- **TASK INSTRUCTIONS**
From the entries that follow, gather each line holding the word "does".

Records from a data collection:
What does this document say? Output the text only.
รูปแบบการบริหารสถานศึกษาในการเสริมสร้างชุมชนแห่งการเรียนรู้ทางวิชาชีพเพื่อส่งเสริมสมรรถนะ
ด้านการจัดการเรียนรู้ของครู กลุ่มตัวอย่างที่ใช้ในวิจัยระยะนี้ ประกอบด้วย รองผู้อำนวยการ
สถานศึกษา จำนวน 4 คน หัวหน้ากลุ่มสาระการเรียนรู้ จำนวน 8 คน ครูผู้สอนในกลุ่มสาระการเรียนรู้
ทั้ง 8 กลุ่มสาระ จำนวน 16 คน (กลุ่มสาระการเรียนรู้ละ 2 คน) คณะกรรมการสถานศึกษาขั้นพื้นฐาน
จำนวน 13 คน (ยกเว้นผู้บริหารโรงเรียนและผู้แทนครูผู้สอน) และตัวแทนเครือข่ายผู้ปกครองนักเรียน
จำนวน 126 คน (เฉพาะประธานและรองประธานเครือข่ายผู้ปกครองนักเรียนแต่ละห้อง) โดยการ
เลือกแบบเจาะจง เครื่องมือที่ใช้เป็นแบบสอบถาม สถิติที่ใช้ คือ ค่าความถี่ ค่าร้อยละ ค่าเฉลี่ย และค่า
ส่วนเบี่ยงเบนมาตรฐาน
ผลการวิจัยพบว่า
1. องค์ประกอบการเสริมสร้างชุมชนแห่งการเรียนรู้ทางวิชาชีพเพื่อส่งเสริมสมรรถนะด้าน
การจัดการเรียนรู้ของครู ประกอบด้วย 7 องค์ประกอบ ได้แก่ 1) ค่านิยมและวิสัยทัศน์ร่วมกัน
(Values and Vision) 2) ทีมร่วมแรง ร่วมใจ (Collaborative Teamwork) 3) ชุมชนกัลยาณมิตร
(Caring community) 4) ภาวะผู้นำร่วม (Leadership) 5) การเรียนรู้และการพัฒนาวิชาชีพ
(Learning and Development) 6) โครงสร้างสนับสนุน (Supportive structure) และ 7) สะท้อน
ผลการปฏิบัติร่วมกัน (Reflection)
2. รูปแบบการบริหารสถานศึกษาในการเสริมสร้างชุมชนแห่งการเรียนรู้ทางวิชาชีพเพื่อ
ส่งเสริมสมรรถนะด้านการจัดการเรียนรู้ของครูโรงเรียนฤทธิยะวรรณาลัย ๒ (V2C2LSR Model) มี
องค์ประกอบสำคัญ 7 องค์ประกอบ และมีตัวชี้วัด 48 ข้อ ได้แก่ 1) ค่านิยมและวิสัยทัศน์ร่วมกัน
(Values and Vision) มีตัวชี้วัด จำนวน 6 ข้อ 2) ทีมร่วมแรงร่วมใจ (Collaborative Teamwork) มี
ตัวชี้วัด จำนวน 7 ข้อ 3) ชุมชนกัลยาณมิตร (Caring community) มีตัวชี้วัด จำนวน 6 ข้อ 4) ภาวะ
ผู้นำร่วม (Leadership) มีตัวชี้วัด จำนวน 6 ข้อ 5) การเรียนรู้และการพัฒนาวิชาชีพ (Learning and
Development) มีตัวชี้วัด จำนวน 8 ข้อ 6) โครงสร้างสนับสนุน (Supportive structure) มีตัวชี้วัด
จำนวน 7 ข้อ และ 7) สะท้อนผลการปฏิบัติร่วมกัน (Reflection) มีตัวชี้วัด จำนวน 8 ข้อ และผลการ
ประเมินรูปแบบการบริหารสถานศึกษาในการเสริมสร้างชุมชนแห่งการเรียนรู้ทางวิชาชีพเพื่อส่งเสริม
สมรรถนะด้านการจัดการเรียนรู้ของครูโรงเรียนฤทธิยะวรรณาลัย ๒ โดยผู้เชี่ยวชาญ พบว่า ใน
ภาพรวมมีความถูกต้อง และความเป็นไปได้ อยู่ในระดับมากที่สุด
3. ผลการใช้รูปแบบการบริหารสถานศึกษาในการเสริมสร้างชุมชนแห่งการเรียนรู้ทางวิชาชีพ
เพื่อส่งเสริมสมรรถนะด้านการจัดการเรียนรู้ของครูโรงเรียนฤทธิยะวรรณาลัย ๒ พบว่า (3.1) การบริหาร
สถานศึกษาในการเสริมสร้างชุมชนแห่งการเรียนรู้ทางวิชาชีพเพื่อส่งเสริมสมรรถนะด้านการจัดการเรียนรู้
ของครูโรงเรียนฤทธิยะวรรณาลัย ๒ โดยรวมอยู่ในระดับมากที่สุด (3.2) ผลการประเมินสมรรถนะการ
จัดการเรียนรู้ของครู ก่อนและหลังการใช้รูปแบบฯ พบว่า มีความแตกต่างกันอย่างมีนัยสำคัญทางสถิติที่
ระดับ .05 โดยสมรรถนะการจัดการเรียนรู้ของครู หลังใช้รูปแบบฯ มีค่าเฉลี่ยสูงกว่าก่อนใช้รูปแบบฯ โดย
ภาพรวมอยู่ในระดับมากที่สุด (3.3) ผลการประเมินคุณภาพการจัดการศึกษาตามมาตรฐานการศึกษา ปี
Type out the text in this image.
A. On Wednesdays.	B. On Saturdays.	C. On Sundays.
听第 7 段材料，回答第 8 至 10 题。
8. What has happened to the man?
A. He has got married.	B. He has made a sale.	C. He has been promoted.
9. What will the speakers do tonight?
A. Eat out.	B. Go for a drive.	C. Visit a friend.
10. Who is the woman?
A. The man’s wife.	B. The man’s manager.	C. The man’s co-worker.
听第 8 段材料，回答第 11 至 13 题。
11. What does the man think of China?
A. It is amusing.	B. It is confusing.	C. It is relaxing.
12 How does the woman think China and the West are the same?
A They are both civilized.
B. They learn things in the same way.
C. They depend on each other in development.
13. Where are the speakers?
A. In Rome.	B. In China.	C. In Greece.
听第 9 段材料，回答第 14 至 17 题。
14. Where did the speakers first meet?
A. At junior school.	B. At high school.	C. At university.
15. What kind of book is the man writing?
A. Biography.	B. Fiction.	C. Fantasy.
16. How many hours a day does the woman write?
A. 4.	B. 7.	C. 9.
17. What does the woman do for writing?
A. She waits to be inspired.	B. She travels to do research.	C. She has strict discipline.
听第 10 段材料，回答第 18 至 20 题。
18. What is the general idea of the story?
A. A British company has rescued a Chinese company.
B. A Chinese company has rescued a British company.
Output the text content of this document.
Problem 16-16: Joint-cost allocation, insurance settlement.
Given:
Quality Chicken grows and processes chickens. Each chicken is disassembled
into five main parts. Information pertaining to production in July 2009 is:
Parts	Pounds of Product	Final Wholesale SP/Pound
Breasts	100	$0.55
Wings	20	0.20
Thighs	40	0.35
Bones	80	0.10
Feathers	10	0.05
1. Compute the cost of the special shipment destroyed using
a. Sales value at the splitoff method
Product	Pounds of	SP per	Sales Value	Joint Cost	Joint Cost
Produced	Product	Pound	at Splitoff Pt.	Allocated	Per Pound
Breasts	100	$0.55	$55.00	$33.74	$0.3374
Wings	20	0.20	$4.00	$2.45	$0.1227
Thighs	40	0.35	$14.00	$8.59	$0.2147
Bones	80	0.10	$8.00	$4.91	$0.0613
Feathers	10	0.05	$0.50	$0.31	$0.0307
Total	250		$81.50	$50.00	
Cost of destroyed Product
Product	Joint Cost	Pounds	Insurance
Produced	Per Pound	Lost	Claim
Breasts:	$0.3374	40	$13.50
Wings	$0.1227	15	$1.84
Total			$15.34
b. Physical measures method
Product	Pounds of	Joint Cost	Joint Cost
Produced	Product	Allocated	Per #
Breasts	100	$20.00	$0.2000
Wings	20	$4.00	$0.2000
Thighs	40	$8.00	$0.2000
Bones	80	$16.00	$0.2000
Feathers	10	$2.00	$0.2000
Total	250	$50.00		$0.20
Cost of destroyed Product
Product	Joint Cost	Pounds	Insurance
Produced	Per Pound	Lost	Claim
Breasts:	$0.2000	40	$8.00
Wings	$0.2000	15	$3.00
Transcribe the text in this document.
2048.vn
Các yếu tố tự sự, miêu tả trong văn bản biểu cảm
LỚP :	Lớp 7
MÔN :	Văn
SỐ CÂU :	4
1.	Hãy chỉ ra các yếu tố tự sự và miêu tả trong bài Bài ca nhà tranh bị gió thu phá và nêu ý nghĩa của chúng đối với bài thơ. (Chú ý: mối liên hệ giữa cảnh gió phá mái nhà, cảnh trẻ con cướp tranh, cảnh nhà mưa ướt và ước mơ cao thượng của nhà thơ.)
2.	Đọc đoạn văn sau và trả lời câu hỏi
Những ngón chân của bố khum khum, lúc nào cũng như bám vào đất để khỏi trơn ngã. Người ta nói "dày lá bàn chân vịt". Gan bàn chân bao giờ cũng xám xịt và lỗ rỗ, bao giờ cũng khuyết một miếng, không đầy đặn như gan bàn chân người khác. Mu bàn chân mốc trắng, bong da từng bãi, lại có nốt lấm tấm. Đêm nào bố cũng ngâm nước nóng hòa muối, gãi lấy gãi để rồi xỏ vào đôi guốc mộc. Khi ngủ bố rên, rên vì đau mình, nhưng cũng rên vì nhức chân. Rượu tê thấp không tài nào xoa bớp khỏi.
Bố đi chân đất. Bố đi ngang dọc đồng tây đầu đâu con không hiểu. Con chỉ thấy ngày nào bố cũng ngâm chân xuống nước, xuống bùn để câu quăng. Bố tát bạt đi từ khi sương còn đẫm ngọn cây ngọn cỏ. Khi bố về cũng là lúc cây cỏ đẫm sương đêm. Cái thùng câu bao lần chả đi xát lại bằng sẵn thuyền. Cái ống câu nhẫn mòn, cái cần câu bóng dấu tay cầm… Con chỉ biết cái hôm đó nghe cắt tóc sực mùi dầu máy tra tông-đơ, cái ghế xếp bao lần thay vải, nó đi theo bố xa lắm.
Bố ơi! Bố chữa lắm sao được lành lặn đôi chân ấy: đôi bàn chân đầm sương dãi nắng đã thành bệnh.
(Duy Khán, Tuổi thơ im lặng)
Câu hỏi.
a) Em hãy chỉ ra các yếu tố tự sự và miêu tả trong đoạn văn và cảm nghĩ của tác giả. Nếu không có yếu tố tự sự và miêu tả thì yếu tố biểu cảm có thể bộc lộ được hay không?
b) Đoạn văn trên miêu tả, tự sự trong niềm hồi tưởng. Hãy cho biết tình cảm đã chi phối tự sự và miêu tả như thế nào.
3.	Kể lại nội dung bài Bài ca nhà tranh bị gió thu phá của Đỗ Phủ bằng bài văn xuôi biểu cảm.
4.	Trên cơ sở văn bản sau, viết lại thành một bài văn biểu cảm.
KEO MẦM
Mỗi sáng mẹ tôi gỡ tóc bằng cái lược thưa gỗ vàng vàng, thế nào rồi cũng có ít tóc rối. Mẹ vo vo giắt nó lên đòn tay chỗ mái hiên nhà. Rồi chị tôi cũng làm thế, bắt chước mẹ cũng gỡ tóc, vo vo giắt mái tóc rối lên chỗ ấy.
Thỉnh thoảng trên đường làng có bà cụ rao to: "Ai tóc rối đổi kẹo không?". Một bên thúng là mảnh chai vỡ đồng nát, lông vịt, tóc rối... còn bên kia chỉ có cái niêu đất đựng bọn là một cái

- **THE RESULT**
What does this document say? Output the text only.
11. What does the man think of China?
12 How does the woman think China and the West are the same?
16. How many hours a day does the woman write?
17. What does the woman do for writing?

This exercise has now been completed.